=== Stated goal ===
Repeat the full listing below verbatim and keep the images out.

* start Data for processing *

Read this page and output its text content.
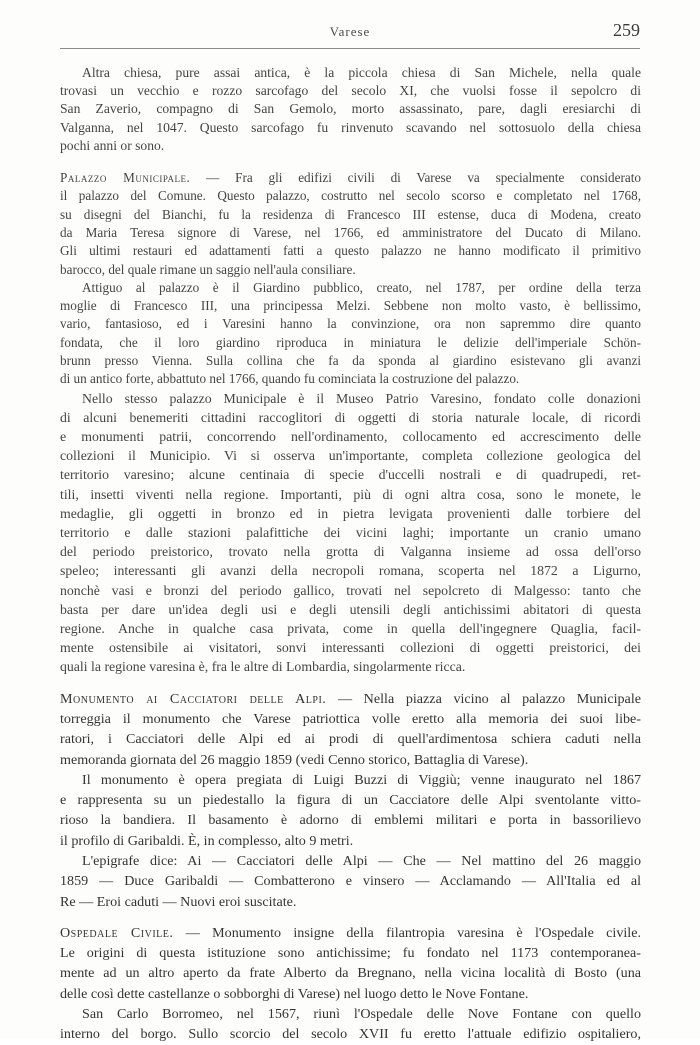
Varese	259
Altra chiesa, pure assai antica, è la piccola chiesa di San Michele, nella quale
trovasi un vecchio e rozzo sarcofago del secolo XI, che vuolsi fosse il sepolcro di
San Zaverio, compagno di San Gemolo, morto assassinato, pare, dagli eresiarchi di
Valganna, nel 1047. Questo sarcofago fu rinvenuto scavando nel sottosuolo della chiesa
pochi anni or sono.
Palazzo Municipale. — Fra gli edifizi civili di Varese va specialmente considerato
il palazzo del Comune. Questo palazzo, costrutto nel secolo scorso e completato nel 1768,
su disegni del Bianchi, fu la residenza di Francesco III estense, duca di Modena, creato
da Maria Teresa signore di Varese, nel 1766, ed amministratore del Ducato di Milano.
Gli ultimi restauri ed adattamenti fatti a questo palazzo ne hanno modificato il primitivo
barocco, del quale rimane un saggio nell'aula consiliare.
Attiguo al palazzo è il Giardino pubblico, creato, nel 1787, per ordine della terza
moglie di Francesco III, una principessa Melzi. Sebbene non molto vasto, è bellissimo,
vario, fantasioso, ed i Varesini hanno la convinzione, ora non sapremmo dire quanto
fondata, che il loro giardino riproduca in miniatura le delizie dell'imperiale Schön-
brunn presso Vienna. Sulla collina che fa da sponda al giardino esistevano gli avanzi
di un antico forte, abbattuto nel 1766, quando fu cominciata la costruzione del palazzo.
Nello stesso palazzo Municipale è il Museo Patrio Varesino, fondato colle donazioni
di alcuni benemeriti cittadini raccoglitori di oggetti di storia naturale locale, di ricordi
e monumenti patrii, concorrendo nell'ordinamento, collocamento ed accrescimento delle
collezioni il Municipio. Vi si osserva un'importante, completa collezione geologica del
territorio varesino; alcune centinaia di specie d'uccelli nostrali e di quadrupedi, ret-
tili, insetti viventi nella regione. Importanti, più di ogni altra cosa, sono le monete, le
medaglie, gli oggetti in bronzo ed in pietra levigata provenienti dalle torbiere del
territorio e dalle stazioni palafittiche dei vicini laghi; importante un cranio umano
del periodo preistorico, trovato nella grotta di Valganna insieme ad ossa dell'orso
speleo; interessanti gli avanzi della necropoli romana, scoperta nel 1872 a Ligurno,
nonchè vasi e bronzi del periodo gallico, trovati nel sepolcreto di Malgesso: tanto che
basta per dare un'idea degli usi e degli utensili degli antichissimi abitatori di questa
regione. Anche in qualche casa privata, come in quella dell'ingegnere Quaglia, facil-
mente ostensibile ai visitatori, sonvi interessanti collezioni di oggetti preistorici, dei
quali la regione varesina è, fra le altre di Lombardia, singolarmente ricca.
Monumento ai Cacciatori delle Alpi. — Nella piazza vicino al palazzo Municipale
torreggia il monumento che Varese patriottica volle eretto alla memoria dei suoi libe-
ratori, i Cacciatori delle Alpi ed ai prodi di quell'ardimentosa schiera caduti nella
memoranda giornata del 26 maggio 1859 (vedi Cenno storico, Battaglia di Varese).
Il monumento è opera pregiata di Luigi Buzzi di Viggiù; venne inaugurato nel 1867
e rappresenta su un piedestallo la figura di un Cacciatore delle Alpi sventolante vitto-
rioso la bandiera. Il basamento è adorno di emblemi militari e porta in bassorilievo
il profilo di Garibaldi. È, in complesso, alto 9 metri.
L'epigrafe dice: Ai — Cacciatori delle Alpi — Che — Nel mattino del 26 maggio
1859 — Duce Garibaldi — Combatterono e vinsero — Acclamando — All'Italia ed al
Re — Eroi caduti — Nuovi eroi suscitate.
Ospedale Civile. — Monumento insigne della filantropia varesina è l'Ospedale civile.
Le origini di questa istituzione sono antichissime; fu fondato nel 1173 contemporanea-
mente ad un altro aperto da frate Alberto da Bregnano, nella vicina località di Bosto (una
delle così dette castellanze o sobborghi di Varese) nel luogo detto le Nove Fontane.
San Carlo Borromeo, nel 1567, riunì l'Ospedale delle Nove Fontane con quello
interno del borgo. Sullo scorcio del secolo XVII fu eretto l'attuale edifizio ospitaliero,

* end Data for processing *

=== Answer below ===
Read this page and output its text content.
Varese	259
Altra chiesa, pure assai antica, è la piccola chiesa di San Michele, nella quale
trovasi un vecchio e rozzo sarcofago del secolo XI, che vuolsi fosse il sepolcro di
San Zaverio, compagno di San Gemolo, morto assassinato, pare, dagli eresiarchi di
Valganna, nel 1047. Questo sarcofago fu rinvenuto scavando nel sottosuolo della chiesa
pochi anni or sono.
Palazzo Municipale. — Fra gli edifizi civili di Varese va specialmente considerato
il palazzo del Comune. Questo palazzo, costrutto nel secolo scorso e completato nel 1768,
su disegni del Bianchi, fu la residenza di Francesco III estense, duca di Modena, creato
da Maria Teresa signore di Varese, nel 1766, ed amministratore del Ducato di Milano.
Gli ultimi restauri ed adattamenti fatti a questo palazzo ne hanno modificato il primitivo
barocco, del quale rimane un saggio nell'aula consiliare.
Attiguo al palazzo è il Giardino pubblico, creato, nel 1787, per ordine della terza
moglie di Francesco III, una principessa Melzi. Sebbene non molto vasto, è bellissimo,
vario, fantasioso, ed i Varesini hanno la convinzione, ora non sapremmo dire quanto
fondata, che il loro giardino riproduca in miniatura le delizie dell'imperiale Schön-
brunn presso Vienna. Sulla collina che fa da sponda al giardino esistevano gli avanzi
di un antico forte, abbattuto nel 1766, quando fu cominciata la costruzione del palazzo.
Nello stesso palazzo Municipale è il Museo Patrio Varesino, fondato colle donazioni
di alcuni benemeriti cittadini raccoglitori di oggetti di storia naturale locale, di ricordi
e monumenti patrii, concorrendo nell'ordinamento, collocamento ed accrescimento delle
collezioni il Municipio. Vi si osserva un'importante, completa collezione geologica del
territorio varesino; alcune centinaia di specie d'uccelli nostrali e di quadrupedi, ret-
tili, insetti viventi nella regione. Importanti, più di ogni altra cosa, sono le monete, le
medaglie, gli oggetti in bronzo ed in pietra levigata provenienti dalle torbiere del
territorio e dalle stazioni palafittiche dei vicini laghi; importante un cranio umano
del periodo preistorico, trovato nella grotta di Valganna insieme ad ossa dell'orso
speleo; interessanti gli avanzi della necropoli romana, scoperta nel 1872 a Ligurno,
nonchè vasi e bronzi del periodo gallico, trovati nel sepolcreto di Malgesso: tanto che
basta per dare un'idea degli usi e degli utensili degli antichissimi abitatori di questa
regione. Anche in qualche casa privata, come in quella dell'ingegnere Quaglia, facil-
mente ostensibile ai visitatori, sonvi interessanti collezioni di oggetti preistorici, dei
quali la regione varesina è, fra le altre di Lombardia, singolarmente ricca.
Monumento ai Cacciatori delle Alpi. — Nella piazza vicino al palazzo Municipale
torreggia il monumento che Varese patriottica volle eretto alla memoria dei suoi libe-
ratori, i Cacciatori delle Alpi ed ai prodi di quell'ardimentosa schiera caduti nella
memoranda giornata del 26 maggio 1859 (vedi Cenno storico, Battaglia di Varese).
Il monumento è opera pregiata di Luigi Buzzi di Viggiù; venne inaugurato nel 1867
e rappresenta su un piedestallo la figura di un Cacciatore delle Alpi sventolante vitto-
rioso la bandiera. Il basamento è adorno di emblemi militari e porta in bassorilievo
il profilo di Garibaldi. È, in complesso, alto 9 metri.
L'epigrafe dice: Ai — Cacciatori delle Alpi — Che — Nel mattino del 26 maggio
1859 — Duce Garibaldi — Combatterono e vinsero — Acclamando — All'Italia ed al
Re — Eroi caduti — Nuovi eroi suscitate.
Ospedale Civile. — Monumento insigne della filantropia varesina è l'Ospedale civile.
Le origini di questa istituzione sono antichissime; fu fondato nel 1173 contemporanea-
mente ad un altro aperto da frate Alberto da Bregnano, nella vicina località di Bosto (una
delle così dette castellanze o sobborghi di Varese) nel luogo detto le Nove Fontane.
San Carlo Borromeo, nel 1567, riunì l'Ospedale delle Nove Fontane con quello
interno del borgo. Sullo scorcio del secolo XVII fu eretto l'attuale edifizio ospitaliero,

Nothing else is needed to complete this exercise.